*YOUR OBJECTIVE*. Without including any pictures, copy each entry below exactly.

*GIVEN INFORMATION*.

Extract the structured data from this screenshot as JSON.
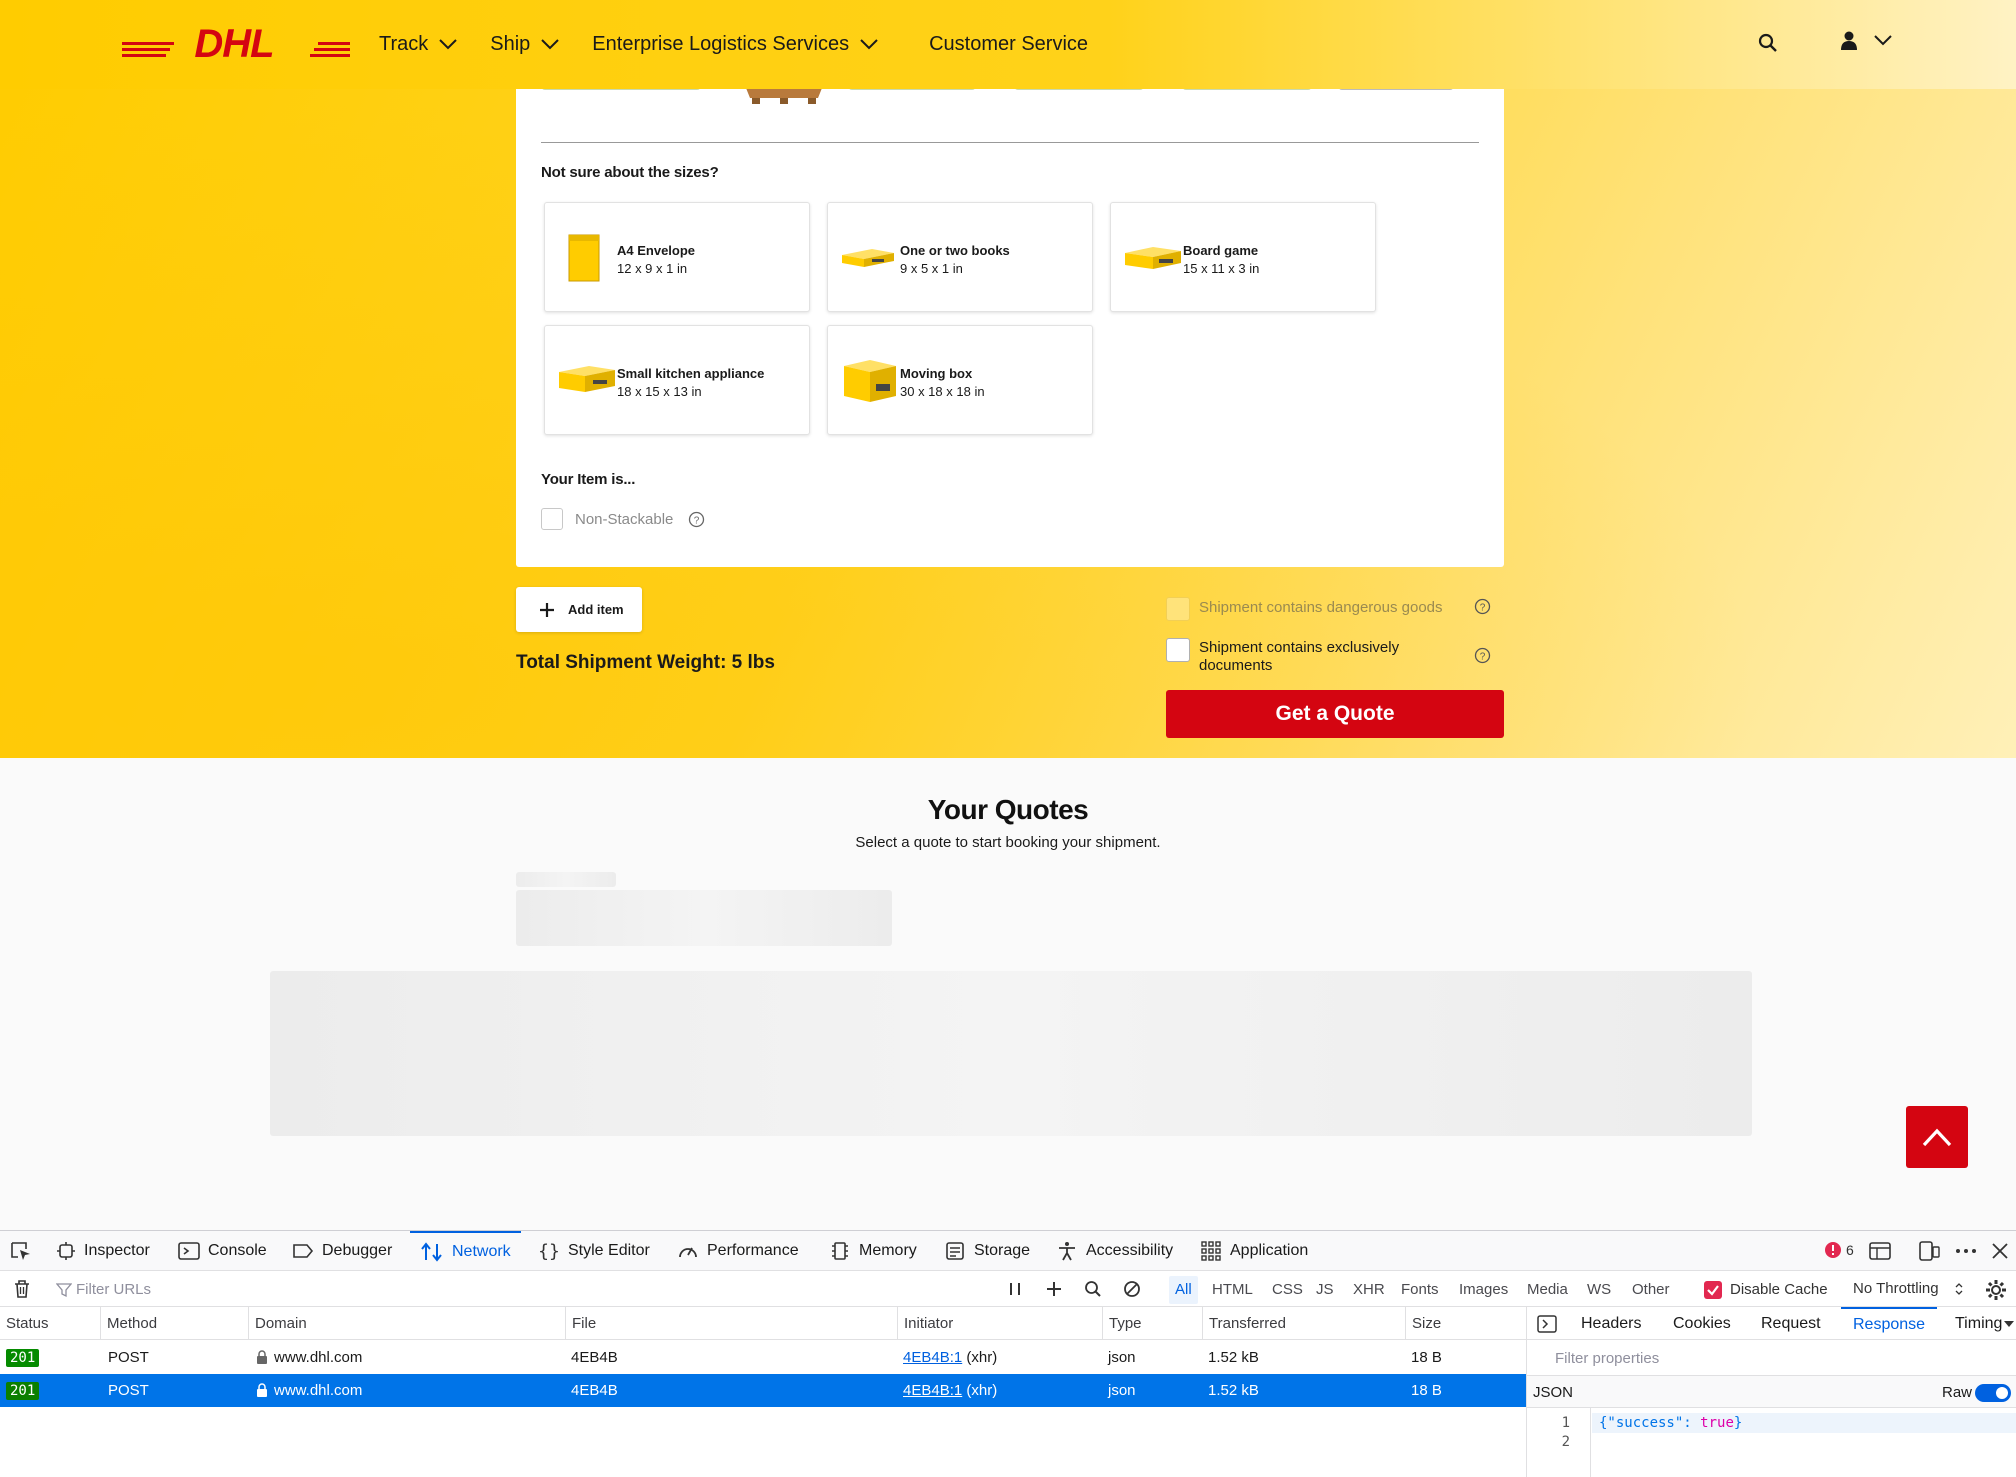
{
  "header": {
    "logo_text": "DHL",
    "nav": [
      "Track",
      "Ship",
      "Enterprise Logistics Services",
      "Customer Service"
    ],
    "icons": [
      "search-icon",
      "user-icon",
      "chevron-down-icon"
    ]
  },
  "form": {
    "sizes_heading": "Not sure about the sizes?",
    "sizes": [
      {
        "name": "A4 Envelope",
        "dims": "12 x 9 x 1 in"
      },
      {
        "name": "One or two books",
        "dims": "9 x 5 x 1 in"
      },
      {
        "name": "Board game",
        "dims": "15 x 11 x 3 in"
      },
      {
        "name": "Small kitchen appliance",
        "dims": "18 x 15 x 13 in"
      },
      {
        "name": "Moving box",
        "dims": "30 x 18 x 18 in"
      }
    ],
    "item_heading": "Your Item is...",
    "non_stackable": "Non-Stackable",
    "add_item": "Add item",
    "total_weight": "Total Shipment Weight: 5 lbs",
    "dangerous_goods": "Shipment contains dangerous goods",
    "documents_only": "Shipment contains exclusively documents",
    "get_quote": "Get a Quote"
  },
  "quotes": {
    "title": "Your Quotes",
    "subtitle": "Select a quote to start booking your shipment."
  },
  "devtools": {
    "tabs": [
      "Inspector",
      "Console",
      "Debugger",
      "Network",
      "Style Editor",
      "Performance",
      "Memory",
      "Storage",
      "Accessibility",
      "Application"
    ],
    "active_tab": "Network",
    "error_count": "6",
    "filter_placeholder": "Filter URLs",
    "type_filters": [
      "All",
      "HTML",
      "CSS",
      "JS",
      "XHR",
      "Fonts",
      "Images",
      "Media",
      "WS",
      "Other"
    ],
    "disable_cache": "Disable Cache",
    "throttling": "No Throttling",
    "columns": [
      "Status",
      "Method",
      "Domain",
      "File",
      "Initiator",
      "Type",
      "Transferred",
      "Size"
    ],
    "rows": [
      {
        "status": "201",
        "method": "POST",
        "domain": "www.dhl.com",
        "file": "4EB4B",
        "initiator": "4EB4B:1",
        "initiator_suffix": "(xhr)",
        "type": "json",
        "transferred": "1.52 kB",
        "size": "18 B"
      },
      {
        "status": "201",
        "method": "POST",
        "domain": "www.dhl.com",
        "file": "4EB4B",
        "initiator": "4EB4B:1",
        "initiator_suffix": "(xhr)",
        "type": "json",
        "transferred": "1.52 kB",
        "size": "18 B"
      }
    ],
    "side_tabs": [
      "Headers",
      "Cookies",
      "Request",
      "Response",
      "Timings"
    ],
    "side_active": "Response",
    "props_placeholder": "Filter properties",
    "json_label": "JSON",
    "raw_label": "Raw",
    "code_lines": [
      "1",
      "2"
    ],
    "code_key": "{\"success\": ",
    "code_val": "true",
    "code_end": "}"
  },
  "colors": {
    "brand_yellow": "#ffcc00",
    "brand_red": "#d40511",
    "devtools_blue": "#0061e0"
  }
}
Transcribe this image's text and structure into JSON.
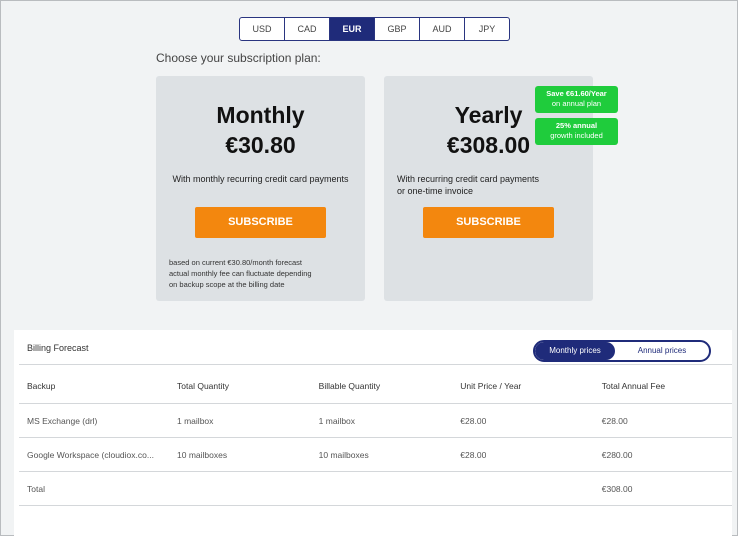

*RESULT FOR THIS TASK*.
Extract the structured data from this screenshot as JSON.
{
  "header": {
    "logo_text": "DHL",
    "nav": [
      "Track",
      "Ship",
      "Enterprise Logistics Services",
      "Customer Service"
    ],
    "icons": [
      "search-icon",
      "user-icon",
      "chevron-down-icon"
    ]
  },
  "form": {
    "sizes_heading": "Not sure about the sizes?",
    "sizes": [
      {
        "name": "A4 Envelope",
        "dims": "12 x 9 x 1 in"
      },
      {
        "name": "One or two books",
        "dims": "9 x 5 x 1 in"
      },
      {
        "name": "Board game",
        "dims": "15 x 11 x 3 in"
      },
      {
        "name": "Small kitchen appliance",
        "dims": "18 x 15 x 13 in"
      },
      {
        "name": "Moving box",
        "dims": "30 x 18 x 18 in"
      }
    ],
    "item_heading": "Your Item is...",
    "non_stackable": "Non-Stackable",
    "add_item": "Add item",
    "total_weight": "Total Shipment Weight: 5 lbs",
    "dangerous_goods": "Shipment contains dangerous goods",
    "documents_only": "Shipment contains exclusively documents",
    "get_quote": "Get a Quote"
  },
  "quotes": {
    "title": "Your Quotes",
    "subtitle": "Select a quote to start booking your shipment."
  },
  "devtools": {
    "tabs": [
      "Inspector",
      "Console",
      "Debugger",
      "Network",
      "Style Editor",
      "Performance",
      "Memory",
      "Storage",
      "Accessibility",
      "Application"
    ],
    "active_tab": "Network",
    "error_count": "6",
    "filter_placeholder": "Filter URLs",
    "type_filters": [
      "All",
      "HTML",
      "CSS",
      "JS",
      "XHR",
      "Fonts",
      "Images",
      "Media",
      "WS",
      "Other"
    ],
    "disable_cache": "Disable Cache",
    "throttling": "No Throttling",
    "columns": [
      "Status",
      "Method",
      "Domain",
      "File",
      "Initiator",
      "Type",
      "Transferred",
      "Size"
    ],
    "rows": [
      {
        "status": "201",
        "method": "POST",
        "domain": "www.dhl.com",
        "file": "4EB4B",
        "initiator": "4EB4B:1",
        "initiator_suffix": "(xhr)",
        "type": "json",
        "transferred": "1.52 kB",
        "size": "18 B"
      },
      {
        "status": "201",
        "method": "POST",
        "domain": "www.dhl.com",
        "file": "4EB4B",
        "initiator": "4EB4B:1",
        "initiator_suffix": "(xhr)",
        "type": "json",
        "transferred": "1.52 kB",
        "size": "18 B"
      }
    ],
    "side_tabs": [
      "Headers",
      "Cookies",
      "Request",
      "Response",
      "Timings"
    ],
    "side_active": "Response",
    "props_placeholder": "Filter properties",
    "json_label": "JSON",
    "raw_label": "Raw",
    "code_lines": [
      "1",
      "2"
    ],
    "code_key": "{\"success\": ",
    "code_val": "true",
    "code_end": "}"
  },
  "colors": {
    "brand_yellow": "#ffcc00",
    "brand_red": "#d40511",
    "devtools_blue": "#0061e0"
  }
}
Transcribe this image's text and structure into JSON.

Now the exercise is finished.